--- Start ---
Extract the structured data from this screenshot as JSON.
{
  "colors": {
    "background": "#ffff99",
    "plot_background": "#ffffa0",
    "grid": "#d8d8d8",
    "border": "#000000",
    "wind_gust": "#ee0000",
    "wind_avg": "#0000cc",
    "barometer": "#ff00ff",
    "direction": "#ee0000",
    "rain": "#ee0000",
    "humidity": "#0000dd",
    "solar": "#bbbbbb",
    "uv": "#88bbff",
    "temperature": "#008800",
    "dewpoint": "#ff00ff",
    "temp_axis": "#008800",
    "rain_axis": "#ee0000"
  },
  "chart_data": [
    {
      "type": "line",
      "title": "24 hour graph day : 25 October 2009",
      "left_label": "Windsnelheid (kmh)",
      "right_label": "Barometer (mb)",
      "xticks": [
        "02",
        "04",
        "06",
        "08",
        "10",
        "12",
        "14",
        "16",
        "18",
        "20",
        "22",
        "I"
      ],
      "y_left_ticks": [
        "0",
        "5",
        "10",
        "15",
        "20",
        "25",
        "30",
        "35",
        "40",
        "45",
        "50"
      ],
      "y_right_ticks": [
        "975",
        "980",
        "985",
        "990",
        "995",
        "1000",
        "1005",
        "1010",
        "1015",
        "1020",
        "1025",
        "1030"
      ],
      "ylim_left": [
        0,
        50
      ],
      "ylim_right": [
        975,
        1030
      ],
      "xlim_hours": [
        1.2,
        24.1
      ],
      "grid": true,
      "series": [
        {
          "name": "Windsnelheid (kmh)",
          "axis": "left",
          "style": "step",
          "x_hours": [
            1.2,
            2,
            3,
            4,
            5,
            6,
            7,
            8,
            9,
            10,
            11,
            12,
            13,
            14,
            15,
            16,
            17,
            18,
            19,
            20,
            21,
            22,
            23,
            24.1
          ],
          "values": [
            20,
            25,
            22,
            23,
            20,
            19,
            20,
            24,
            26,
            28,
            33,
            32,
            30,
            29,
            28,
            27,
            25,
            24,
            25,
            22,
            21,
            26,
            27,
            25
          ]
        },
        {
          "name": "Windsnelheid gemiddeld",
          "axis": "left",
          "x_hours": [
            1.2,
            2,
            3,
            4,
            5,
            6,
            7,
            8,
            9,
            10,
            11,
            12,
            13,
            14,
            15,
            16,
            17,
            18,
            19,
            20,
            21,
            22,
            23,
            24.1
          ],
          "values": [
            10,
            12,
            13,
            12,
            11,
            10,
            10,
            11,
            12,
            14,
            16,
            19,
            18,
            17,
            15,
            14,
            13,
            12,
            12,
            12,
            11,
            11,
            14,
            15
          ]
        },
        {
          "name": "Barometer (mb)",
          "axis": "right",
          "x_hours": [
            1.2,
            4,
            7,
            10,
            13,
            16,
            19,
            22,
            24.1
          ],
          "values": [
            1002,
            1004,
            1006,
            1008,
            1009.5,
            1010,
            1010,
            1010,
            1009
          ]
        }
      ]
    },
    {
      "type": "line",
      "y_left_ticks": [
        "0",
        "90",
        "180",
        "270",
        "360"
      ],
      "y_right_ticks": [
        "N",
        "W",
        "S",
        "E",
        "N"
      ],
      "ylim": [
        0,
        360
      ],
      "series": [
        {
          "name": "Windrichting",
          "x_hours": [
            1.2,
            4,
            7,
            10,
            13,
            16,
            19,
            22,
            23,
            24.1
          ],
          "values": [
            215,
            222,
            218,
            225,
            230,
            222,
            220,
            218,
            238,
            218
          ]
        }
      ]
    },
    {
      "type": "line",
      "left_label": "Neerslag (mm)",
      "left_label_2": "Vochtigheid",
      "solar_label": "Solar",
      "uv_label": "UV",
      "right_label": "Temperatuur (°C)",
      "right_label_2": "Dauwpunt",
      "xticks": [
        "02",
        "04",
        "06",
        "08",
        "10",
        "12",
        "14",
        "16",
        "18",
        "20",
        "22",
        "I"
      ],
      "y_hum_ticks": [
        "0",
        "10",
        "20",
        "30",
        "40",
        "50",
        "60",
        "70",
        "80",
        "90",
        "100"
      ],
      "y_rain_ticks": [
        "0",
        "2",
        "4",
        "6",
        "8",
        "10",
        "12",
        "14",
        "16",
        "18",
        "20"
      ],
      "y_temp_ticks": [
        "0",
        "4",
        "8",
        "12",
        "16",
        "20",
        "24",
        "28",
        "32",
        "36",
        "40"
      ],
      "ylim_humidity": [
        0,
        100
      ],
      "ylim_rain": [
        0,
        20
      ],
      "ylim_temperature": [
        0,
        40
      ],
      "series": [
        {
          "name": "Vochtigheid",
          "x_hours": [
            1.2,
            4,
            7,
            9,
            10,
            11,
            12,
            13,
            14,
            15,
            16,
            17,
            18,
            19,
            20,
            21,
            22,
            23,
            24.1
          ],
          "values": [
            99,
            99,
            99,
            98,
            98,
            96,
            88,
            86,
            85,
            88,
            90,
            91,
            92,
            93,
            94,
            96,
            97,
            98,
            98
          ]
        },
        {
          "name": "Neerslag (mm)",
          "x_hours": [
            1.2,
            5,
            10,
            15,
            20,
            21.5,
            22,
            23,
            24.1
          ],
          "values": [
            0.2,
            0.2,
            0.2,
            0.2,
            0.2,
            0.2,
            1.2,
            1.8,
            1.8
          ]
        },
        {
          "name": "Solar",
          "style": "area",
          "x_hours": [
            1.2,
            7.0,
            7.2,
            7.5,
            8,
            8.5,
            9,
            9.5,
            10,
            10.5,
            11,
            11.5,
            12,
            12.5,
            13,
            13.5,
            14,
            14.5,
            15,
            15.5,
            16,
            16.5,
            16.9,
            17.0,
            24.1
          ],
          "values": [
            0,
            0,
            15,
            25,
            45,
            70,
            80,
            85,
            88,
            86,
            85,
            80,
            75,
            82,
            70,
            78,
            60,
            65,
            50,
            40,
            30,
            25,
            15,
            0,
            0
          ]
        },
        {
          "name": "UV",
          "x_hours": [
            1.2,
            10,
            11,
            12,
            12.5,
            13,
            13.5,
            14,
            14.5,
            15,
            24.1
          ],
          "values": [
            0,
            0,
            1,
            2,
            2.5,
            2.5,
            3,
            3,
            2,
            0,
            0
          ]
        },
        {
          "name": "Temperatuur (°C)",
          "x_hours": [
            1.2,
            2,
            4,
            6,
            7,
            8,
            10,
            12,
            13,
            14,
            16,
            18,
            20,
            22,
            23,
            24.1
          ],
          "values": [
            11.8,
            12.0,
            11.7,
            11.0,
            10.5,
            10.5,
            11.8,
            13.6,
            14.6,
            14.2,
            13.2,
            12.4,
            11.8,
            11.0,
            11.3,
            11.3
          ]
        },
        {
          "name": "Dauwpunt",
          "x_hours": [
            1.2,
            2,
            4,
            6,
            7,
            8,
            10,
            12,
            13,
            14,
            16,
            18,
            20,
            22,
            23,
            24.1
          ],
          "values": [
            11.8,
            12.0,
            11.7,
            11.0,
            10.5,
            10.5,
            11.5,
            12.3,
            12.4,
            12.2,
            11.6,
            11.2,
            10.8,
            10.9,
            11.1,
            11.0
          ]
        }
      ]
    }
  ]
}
--- End ---
WHAT NEEDS TO BE DONE: Show all lines from the records above where the word "Dauwpunt" occurs.

ANSWER TO THIS PROBLEM:
      "right_label_2": "Dauwpunt",
          "name": "Dauwpunt",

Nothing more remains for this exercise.